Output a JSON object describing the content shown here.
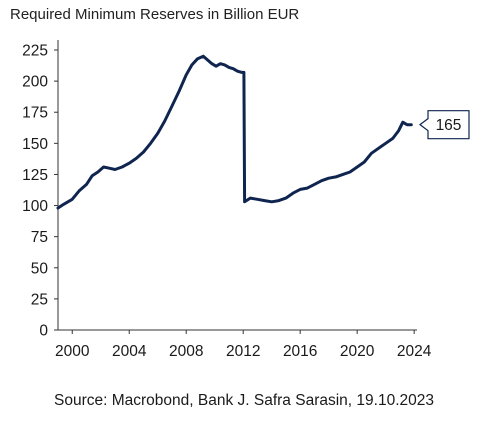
{
  "chart_data": {
    "type": "line",
    "title": "Required Minimum Reserves in Billion EUR",
    "xlabel": "",
    "ylabel": "",
    "xlim": [
      1999.0,
      2024.2
    ],
    "ylim": [
      0,
      225
    ],
    "x_ticks": [
      2000,
      2004,
      2008,
      2012,
      2016,
      2020,
      2024
    ],
    "y_ticks": [
      0,
      25,
      50,
      75,
      100,
      125,
      150,
      175,
      200,
      225
    ],
    "grid": false,
    "legend": "none",
    "line_color": "#0f2550",
    "annotation": "165",
    "series": [
      {
        "x": [
          1999.0,
          1999.4,
          2000.0,
          2000.5,
          2001.0,
          2001.4,
          2001.8,
          2002.2,
          2002.6,
          2003.0,
          2003.5,
          2004.0,
          2004.5,
          2005.0,
          2005.5,
          2006.0,
          2006.5,
          2007.0,
          2007.5,
          2008.0,
          2008.4,
          2008.8,
          2009.2,
          2009.5,
          2009.8,
          2010.1,
          2010.4,
          2010.7,
          2011.0,
          2011.3,
          2011.6,
          2011.9,
          2012.05,
          2012.1,
          2012.5,
          2013.0,
          2013.5,
          2014.0,
          2014.5,
          2015.0,
          2015.5,
          2016.0,
          2016.5,
          2017.0,
          2017.5,
          2018.0,
          2018.5,
          2019.0,
          2019.5,
          2020.0,
          2020.5,
          2021.0,
          2021.5,
          2022.0,
          2022.5,
          2022.9,
          2023.2,
          2023.5,
          2023.8
        ],
        "values": [
          98,
          101,
          105,
          112,
          117,
          124,
          127,
          131,
          130,
          129,
          131,
          134,
          138,
          143,
          150,
          158,
          168,
          180,
          192,
          205,
          213,
          218,
          220,
          217,
          214,
          212,
          214,
          213,
          211,
          210,
          208,
          207,
          207,
          103,
          106,
          105,
          104,
          103,
          104,
          106,
          110,
          113,
          114,
          117,
          120,
          122,
          123,
          125,
          127,
          131,
          135,
          142,
          146,
          150,
          154,
          160,
          167,
          165,
          165
        ]
      }
    ]
  },
  "source": "Source: Macrobond, Bank J. Safra Sarasin, 19.10.2023"
}
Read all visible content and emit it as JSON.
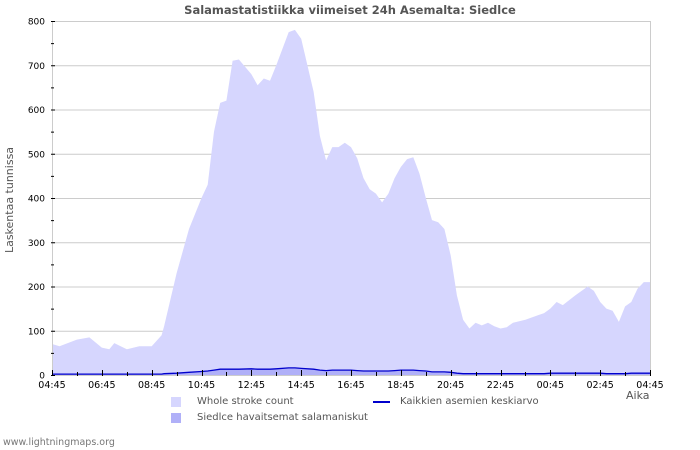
{
  "title": "Salamastatistiikka viimeiset 24h Asemalta: Siedlce",
  "footer": "www.lightningmaps.org",
  "colors": {
    "whole_fill": "#d6d6fe",
    "station_fill": "#b0b0f8",
    "average_line": "#0000cc",
    "grid": "#cccccc",
    "axis": "#cccccc",
    "text": "#555555"
  },
  "legend": [
    {
      "label": "Whole stroke count",
      "type": "area",
      "color": "#d6d6fe"
    },
    {
      "label": "Siedlce havaitsemat salamaniskut",
      "type": "area",
      "color": "#b0b0f8"
    },
    {
      "label": "Kaikkien asemien keskiarvo",
      "type": "line",
      "color": "#0000cc"
    }
  ],
  "chart_data": {
    "type": "area",
    "title": "Salamastatistiikka viimeiset 24h Asemalta: Siedlce",
    "xlabel": "Aika",
    "ylabel": "Laskentaa tunnissa",
    "ylim": [
      0,
      800
    ],
    "yticks": [
      0,
      100,
      200,
      300,
      400,
      500,
      600,
      700,
      800
    ],
    "xtick_labels": [
      "04:45",
      "06:45",
      "08:45",
      "10:45",
      "12:45",
      "14:45",
      "16:45",
      "18:45",
      "20:45",
      "22:45",
      "00:45",
      "02:45",
      "04:45"
    ],
    "x_hours_from_start": [
      0,
      0.3,
      1,
      1.5,
      2,
      2.3,
      2.5,
      3,
      3.5,
      4,
      4.4,
      4.5,
      5,
      5.5,
      6,
      6.25,
      6.5,
      6.75,
      7,
      7.25,
      7.5,
      8,
      8.25,
      8.5,
      8.75,
      9,
      9.5,
      9.75,
      10,
      10.5,
      10.75,
      11,
      11.25,
      11.5,
      11.75,
      12,
      12.25,
      12.5,
      12.75,
      13,
      13.25,
      13.5,
      13.75,
      14,
      14.25,
      14.5,
      14.75,
      15,
      15.25,
      15.5,
      15.75,
      16,
      16.25,
      16.5,
      16.75,
      17,
      17.25,
      17.5,
      17.75,
      18,
      18.25,
      18.5,
      19,
      19.5,
      19.75,
      20,
      20.25,
      20.5,
      21,
      21.5,
      21.75,
      22,
      22.25,
      22.5,
      22.75,
      23,
      23.25,
      23.5,
      23.75,
      24
    ],
    "series": [
      {
        "name": "Whole stroke count",
        "values": [
          70,
          65,
          80,
          85,
          62,
          58,
          72,
          58,
          65,
          65,
          90,
          110,
          230,
          330,
          400,
          430,
          550,
          615,
          620,
          710,
          713,
          680,
          655,
          670,
          665,
          700,
          775,
          780,
          760,
          640,
          540,
          485,
          515,
          515,
          525,
          515,
          490,
          445,
          420,
          410,
          390,
          410,
          445,
          470,
          488,
          492,
          455,
          400,
          350,
          345,
          330,
          270,
          180,
          125,
          105,
          118,
          112,
          118,
          110,
          105,
          108,
          118,
          125,
          135,
          140,
          150,
          165,
          158,
          180,
          200,
          190,
          165,
          150,
          145,
          120,
          155,
          165,
          195,
          210,
          210
        ]
      },
      {
        "name": "Siedlce havaitsemat salamaniskut",
        "values": [
          1,
          1,
          1,
          1,
          1,
          1,
          1,
          1,
          1,
          1,
          1,
          2,
          3,
          5,
          7,
          8,
          10,
          12,
          12,
          12,
          12,
          13,
          12,
          12,
          12,
          13,
          15,
          15,
          14,
          12,
          10,
          9,
          10,
          10,
          10,
          10,
          9,
          8,
          8,
          8,
          8,
          8,
          9,
          10,
          10,
          10,
          9,
          8,
          6,
          6,
          6,
          5,
          3,
          2,
          2,
          2,
          2,
          2,
          2,
          2,
          2,
          2,
          2,
          2,
          2,
          3,
          3,
          3,
          3,
          3,
          3,
          3,
          2,
          2,
          2,
          2,
          3,
          3,
          3,
          3
        ]
      },
      {
        "name": "Kaikkien asemien keskiarvo",
        "values": [
          2,
          2,
          2,
          2,
          2,
          2,
          2,
          2,
          2,
          2,
          2,
          3,
          4,
          6,
          8,
          9,
          11,
          13,
          13,
          13,
          13,
          14,
          13,
          13,
          13,
          14,
          16,
          16,
          15,
          13,
          11,
          10,
          11,
          11,
          11,
          11,
          10,
          9,
          9,
          9,
          9,
          9,
          10,
          11,
          11,
          11,
          10,
          9,
          7,
          7,
          7,
          6,
          4,
          3,
          3,
          3,
          3,
          3,
          3,
          3,
          3,
          3,
          3,
          3,
          3,
          4,
          4,
          4,
          4,
          4,
          4,
          4,
          3,
          3,
          3,
          3,
          4,
          4,
          4,
          4
        ]
      }
    ],
    "grid": true,
    "legend_position": "bottom"
  }
}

### EXERCISE DESCRIPTION
Check each line above for the word "stroke", and copy the lines where it appears.

### RESPONSE FOR THIS EXERCISE
      "label": "Whole stroke count",
        "name": "Whole stroke count",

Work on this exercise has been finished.